> **Directive**
Drop every picture, then transcribe the remaining data exactly.

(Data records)

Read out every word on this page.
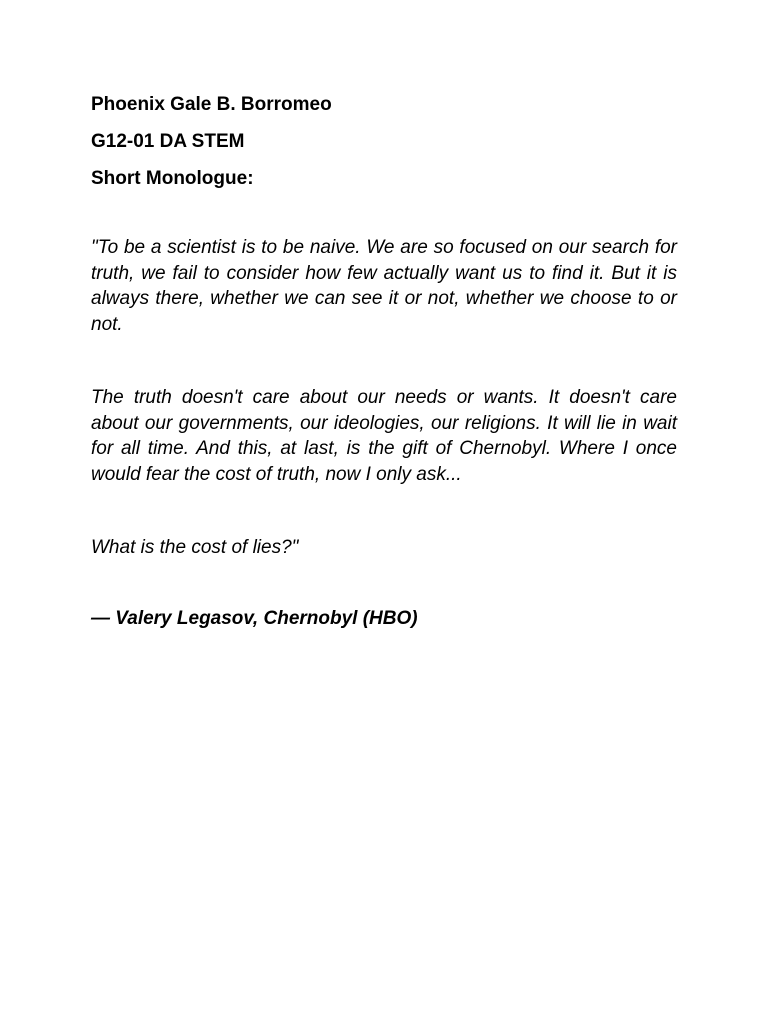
Phoenix Gale B. Borromeo
G12-01 DA STEM
Short Monologue:

"To be a scientist is to be naive. We are so focused on our search for truth, we fail to consider how few actually want us to find it. But it is always there, whether we can see it or not, whether we choose to or not.

The truth doesn't care about our needs or wants. It doesn't care about our governments, our ideologies, our religions. It will lie in wait for all time. And this, at last, is the gift of Chernobyl. Where I once would fear the cost of truth, now I only ask...

What is the cost of lies?"

— Valery Legasov, Chernobyl (HBO)
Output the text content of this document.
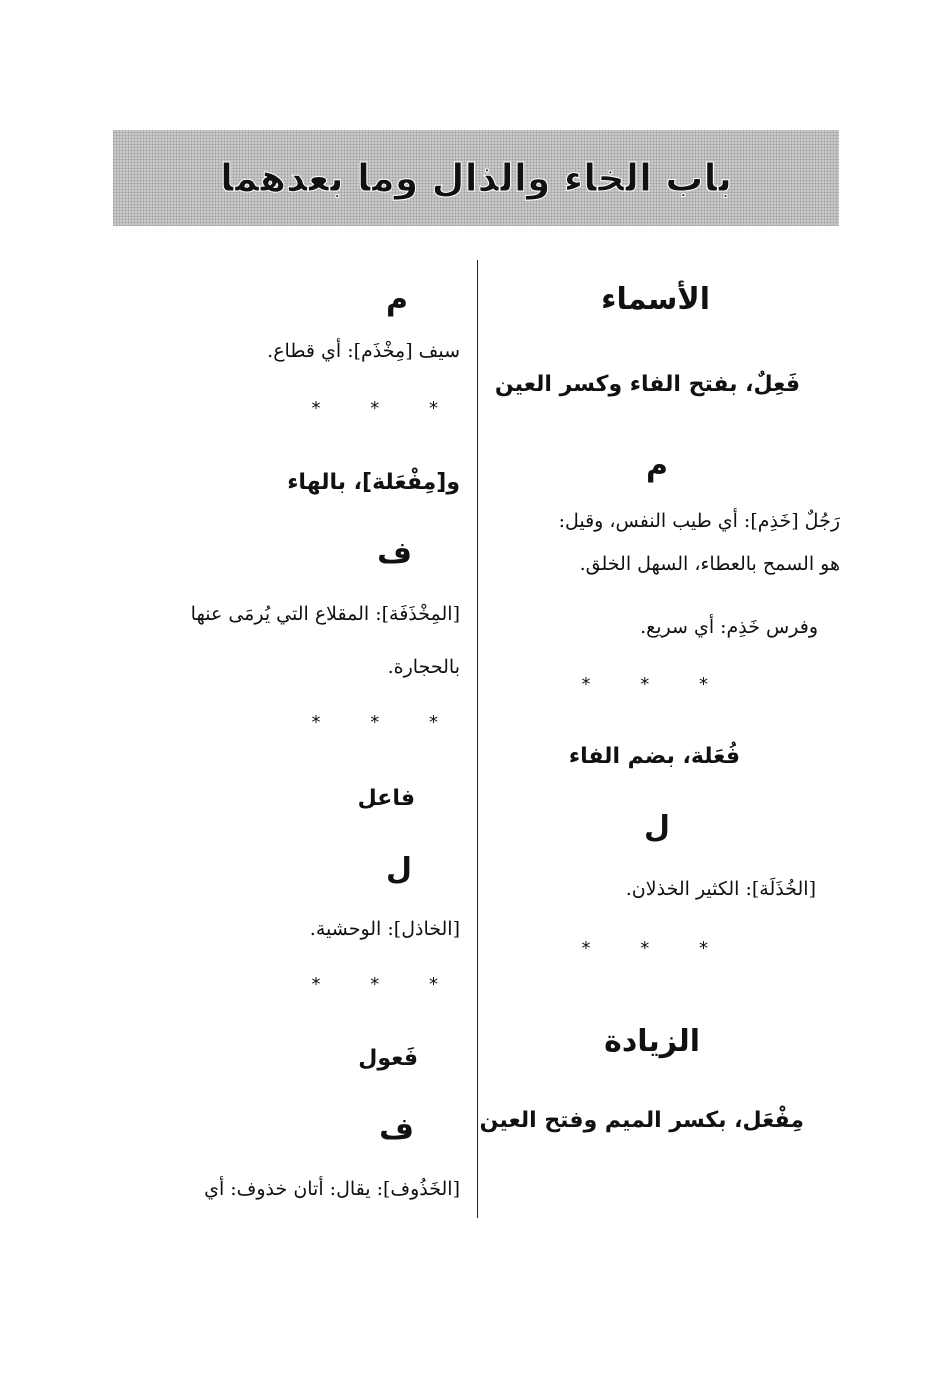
باب الخاء والذال وما بعدهما
الأسماء
فَعِلٌ، بفتح الفاء وكسر العين
م
رَجُلٌ [خَذِم]: أي طيب النفس، وقيل:
هو السمح بالعطاء، السهل الخلق.
وفرس خَذِم: أي سريع.
* * *
فُعَلة، بضم الفاء
ل
[الخُذَلَة]: الكثير الخذلان.
* * *
الزيادة
مِفْعَل، بكسر الميم وفتح العين
م
سيف [مِخْذَم]: أي قطاع.
* * *
و[مِفْعَلة]، بالهاء
ف
[المِخْذَفَة]: المقلاع التي يُرمَى عنها
بالحجارة.
* * *
فاعل
ل
[الخاذل]: الوحشية.
* * *
فَعول
ف
[الخَذُوف]: يقال: أتان خذوف: أي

> **Solution**
Read out every word on this page.
Phoenix Gale B. Borromeo
G12-01 DA STEM
Short Monologue:

"To be a scientist is to be naive. We are so focused on our search for truth, we fail to consider how few actually want us to find it. But it is always there, whether we can see it or not, whether we choose to or not.

The truth doesn't care about our needs or wants. It doesn't care about our governments, our ideologies, our religions. It will lie in wait for all time. And this, at last, is the gift of Chernobyl. Where I once would fear the cost of truth, now I only ask...

What is the cost of lies?"

— Valery Legasov, Chernobyl (HBO)
Output the text content of this document.
باب الخاء والذال وما بعدهما
الأسماء
فَعِلٌ، بفتح الفاء وكسر العين
م
رَجُلٌ [خَذِم]: أي طيب النفس، وقيل:
هو السمح بالعطاء، السهل الخلق.
وفرس خَذِم: أي سريع.
* * *
فُعَلة، بضم الفاء
ل
[الخُذَلَة]: الكثير الخذلان.
* * *
الزيادة
مِفْعَل، بكسر الميم وفتح العين
م
سيف [مِخْذَم]: أي قطاع.
* * *
و[مِفْعَلة]، بالهاء
ف
[المِخْذَفَة]: المقلاع التي يُرمَى عنها
بالحجارة.
* * *
فاعل
ل
[الخاذل]: الوحشية.
* * *
فَعول
ف
[الخَذُوف]: يقال: أتان خذوف: أي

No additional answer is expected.